** begin **
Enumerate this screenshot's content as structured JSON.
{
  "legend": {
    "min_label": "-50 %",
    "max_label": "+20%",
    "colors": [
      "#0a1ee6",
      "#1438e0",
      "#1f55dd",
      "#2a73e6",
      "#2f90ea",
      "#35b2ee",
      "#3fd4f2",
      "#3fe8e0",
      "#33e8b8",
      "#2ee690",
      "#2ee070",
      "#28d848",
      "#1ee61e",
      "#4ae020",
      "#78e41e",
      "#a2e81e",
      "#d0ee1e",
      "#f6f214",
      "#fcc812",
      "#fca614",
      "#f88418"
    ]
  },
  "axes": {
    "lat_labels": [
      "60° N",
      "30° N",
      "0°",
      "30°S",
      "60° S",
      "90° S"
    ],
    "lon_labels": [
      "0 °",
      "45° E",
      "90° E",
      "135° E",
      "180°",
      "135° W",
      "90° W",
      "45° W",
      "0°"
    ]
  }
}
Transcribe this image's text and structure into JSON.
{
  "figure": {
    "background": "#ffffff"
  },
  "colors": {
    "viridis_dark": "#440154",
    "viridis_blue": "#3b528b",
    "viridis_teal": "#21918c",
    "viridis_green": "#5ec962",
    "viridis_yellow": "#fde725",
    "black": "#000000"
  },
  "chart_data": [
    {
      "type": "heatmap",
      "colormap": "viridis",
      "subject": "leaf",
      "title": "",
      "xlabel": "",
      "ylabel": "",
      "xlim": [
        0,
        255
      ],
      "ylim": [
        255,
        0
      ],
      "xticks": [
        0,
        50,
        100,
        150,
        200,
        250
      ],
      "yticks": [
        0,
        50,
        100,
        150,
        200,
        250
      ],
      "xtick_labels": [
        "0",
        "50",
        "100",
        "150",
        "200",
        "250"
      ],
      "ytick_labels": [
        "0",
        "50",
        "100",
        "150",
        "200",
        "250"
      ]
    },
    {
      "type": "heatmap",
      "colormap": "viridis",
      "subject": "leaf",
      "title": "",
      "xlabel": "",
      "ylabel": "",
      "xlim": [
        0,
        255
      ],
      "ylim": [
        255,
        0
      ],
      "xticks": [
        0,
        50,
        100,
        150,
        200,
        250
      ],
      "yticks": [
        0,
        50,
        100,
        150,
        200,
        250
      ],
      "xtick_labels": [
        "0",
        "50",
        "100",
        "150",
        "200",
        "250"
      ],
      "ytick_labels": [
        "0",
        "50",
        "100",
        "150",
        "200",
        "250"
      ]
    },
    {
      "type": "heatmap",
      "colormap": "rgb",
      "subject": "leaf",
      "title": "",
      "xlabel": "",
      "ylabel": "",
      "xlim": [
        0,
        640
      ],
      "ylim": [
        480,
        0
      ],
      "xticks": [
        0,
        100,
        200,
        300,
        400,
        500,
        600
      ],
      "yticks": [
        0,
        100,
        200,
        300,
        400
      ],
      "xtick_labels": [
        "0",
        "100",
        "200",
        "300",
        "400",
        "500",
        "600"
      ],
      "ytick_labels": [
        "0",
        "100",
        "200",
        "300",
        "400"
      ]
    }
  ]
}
** end **
All the data must be duplicated exactly, with nothing added or removed.

▶ EXERCISE SOLUTION:
Enumerate this screenshot's content as structured JSON.
{
  "legend": {
    "min_label": "-50 %",
    "max_label": "+20%",
    "colors": [
      "#0a1ee6",
      "#1438e0",
      "#1f55dd",
      "#2a73e6",
      "#2f90ea",
      "#35b2ee",
      "#3fd4f2",
      "#3fe8e0",
      "#33e8b8",
      "#2ee690",
      "#2ee070",
      "#28d848",
      "#1ee61e",
      "#4ae020",
      "#78e41e",
      "#a2e81e",
      "#d0ee1e",
      "#f6f214",
      "#fcc812",
      "#fca614",
      "#f88418"
    ]
  },
  "axes": {
    "lat_labels": [
      "60° N",
      "30° N",
      "0°",
      "30°S",
      "60° S",
      "90° S"
    ],
    "lon_labels": [
      "0 °",
      "45° E",
      "90° E",
      "135° E",
      "180°",
      "135° W",
      "90° W",
      "45° W",
      "0°"
    ]
  }
}
Transcribe this image's text and structure into JSON.
{
  "figure": {
    "background": "#ffffff"
  },
  "colors": {
    "viridis_dark": "#440154",
    "viridis_blue": "#3b528b",
    "viridis_teal": "#21918c",
    "viridis_green": "#5ec962",
    "viridis_yellow": "#fde725",
    "black": "#000000"
  },
  "chart_data": [
    {
      "type": "heatmap",
      "colormap": "viridis",
      "subject": "leaf",
      "title": "",
      "xlabel": "",
      "ylabel": "",
      "xlim": [
        0,
        255
      ],
      "ylim": [
        255,
        0
      ],
      "xticks": [
        0,
        50,
        100,
        150,
        200,
        250
      ],
      "yticks": [
        0,
        50,
        100,
        150,
        200,
        250
      ],
      "xtick_labels": [
        "0",
        "50",
        "100",
        "150",
        "200",
        "250"
      ],
      "ytick_labels": [
        "0",
        "50",
        "100",
        "150",
        "200",
        "250"
      ]
    },
    {
      "type": "heatmap",
      "colormap": "viridis",
      "subject": "leaf",
      "title": "",
      "xlabel": "",
      "ylabel": "",
      "xlim": [
        0,
        255
      ],
      "ylim": [
        255,
        0
      ],
      "xticks": [
        0,
        50,
        100,
        150,
        200,
        250
      ],
      "yticks": [
        0,
        50,
        100,
        150,
        200,
        250
      ],
      "xtick_labels": [
        "0",
        "50",
        "100",
        "150",
        "200",
        "250"
      ],
      "ytick_labels": [
        "0",
        "50",
        "100",
        "150",
        "200",
        "250"
      ]
    },
    {
      "type": "heatmap",
      "colormap": "rgb",
      "subject": "leaf",
      "title": "",
      "xlabel": "",
      "ylabel": "",
      "xlim": [
        0,
        640
      ],
      "ylim": [
        480,
        0
      ],
      "xticks": [
        0,
        100,
        200,
        300,
        400,
        500,
        600
      ],
      "yticks": [
        0,
        100,
        200,
        300,
        400
      ],
      "xtick_labels": [
        "0",
        "100",
        "200",
        "300",
        "400",
        "500",
        "600"
      ],
      "ytick_labels": [
        "0",
        "100",
        "200",
        "300",
        "400"
      ]
    }
  ]
}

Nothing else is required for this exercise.